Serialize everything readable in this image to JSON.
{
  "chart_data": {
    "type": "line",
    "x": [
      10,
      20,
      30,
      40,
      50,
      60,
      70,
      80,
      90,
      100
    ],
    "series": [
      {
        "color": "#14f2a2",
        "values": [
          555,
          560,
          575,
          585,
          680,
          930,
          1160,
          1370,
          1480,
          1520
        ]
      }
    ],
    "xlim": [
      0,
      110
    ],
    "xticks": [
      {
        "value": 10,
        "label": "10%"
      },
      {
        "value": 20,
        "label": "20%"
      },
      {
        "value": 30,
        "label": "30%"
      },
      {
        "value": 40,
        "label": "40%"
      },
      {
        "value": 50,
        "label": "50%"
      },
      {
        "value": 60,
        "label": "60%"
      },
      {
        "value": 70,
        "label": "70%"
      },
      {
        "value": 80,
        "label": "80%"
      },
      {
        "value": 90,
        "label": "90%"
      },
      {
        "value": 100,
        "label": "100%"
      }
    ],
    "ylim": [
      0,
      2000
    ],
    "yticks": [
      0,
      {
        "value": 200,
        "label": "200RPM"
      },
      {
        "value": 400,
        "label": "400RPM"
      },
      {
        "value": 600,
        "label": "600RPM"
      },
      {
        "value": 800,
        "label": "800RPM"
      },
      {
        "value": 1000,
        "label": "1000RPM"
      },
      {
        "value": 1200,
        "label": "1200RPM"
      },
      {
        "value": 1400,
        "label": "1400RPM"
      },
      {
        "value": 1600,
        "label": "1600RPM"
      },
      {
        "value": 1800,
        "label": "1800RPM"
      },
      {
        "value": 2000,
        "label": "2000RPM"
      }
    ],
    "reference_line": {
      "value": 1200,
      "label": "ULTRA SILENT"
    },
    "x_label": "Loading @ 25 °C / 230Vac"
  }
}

* * *

WHAT THE TASK ASKS:
Produce an exact copy of the whole listing.

WRITTEN ANSWER:
Serialize everything readable in this image to JSON.
{
  "chart_data": {
    "type": "line",
    "x": [
      10,
      20,
      30,
      40,
      50,
      60,
      70,
      80,
      90,
      100
    ],
    "series": [
      {
        "color": "#14f2a2",
        "values": [
          555,
          560,
          575,
          585,
          680,
          930,
          1160,
          1370,
          1480,
          1520
        ]
      }
    ],
    "xlim": [
      0,
      110
    ],
    "xticks": [
      {
        "value": 10,
        "label": "10%"
      },
      {
        "value": 20,
        "label": "20%"
      },
      {
        "value": 30,
        "label": "30%"
      },
      {
        "value": 40,
        "label": "40%"
      },
      {
        "value": 50,
        "label": "50%"
      },
      {
        "value": 60,
        "label": "60%"
      },
      {
        "value": 70,
        "label": "70%"
      },
      {
        "value": 80,
        "label": "80%"
      },
      {
        "value": 90,
        "label": "90%"
      },
      {
        "value": 100,
        "label": "100%"
      }
    ],
    "ylim": [
      0,
      2000
    ],
    "yticks": [
      0,
      {
        "value": 200,
        "label": "200RPM"
      },
      {
        "value": 400,
        "label": "400RPM"
      },
      {
        "value": 600,
        "label": "600RPM"
      },
      {
        "value": 800,
        "label": "800RPM"
      },
      {
        "value": 1000,
        "label": "1000RPM"
      },
      {
        "value": 1200,
        "label": "1200RPM"
      },
      {
        "value": 1400,
        "label": "1400RPM"
      },
      {
        "value": 1600,
        "label": "1600RPM"
      },
      {
        "value": 1800,
        "label": "1800RPM"
      },
      {
        "value": 2000,
        "label": "2000RPM"
      }
    ],
    "reference_line": {
      "value": 1200,
      "label": "ULTRA SILENT"
    },
    "x_label": "Loading @ 25 °C / 230Vac"
  }
}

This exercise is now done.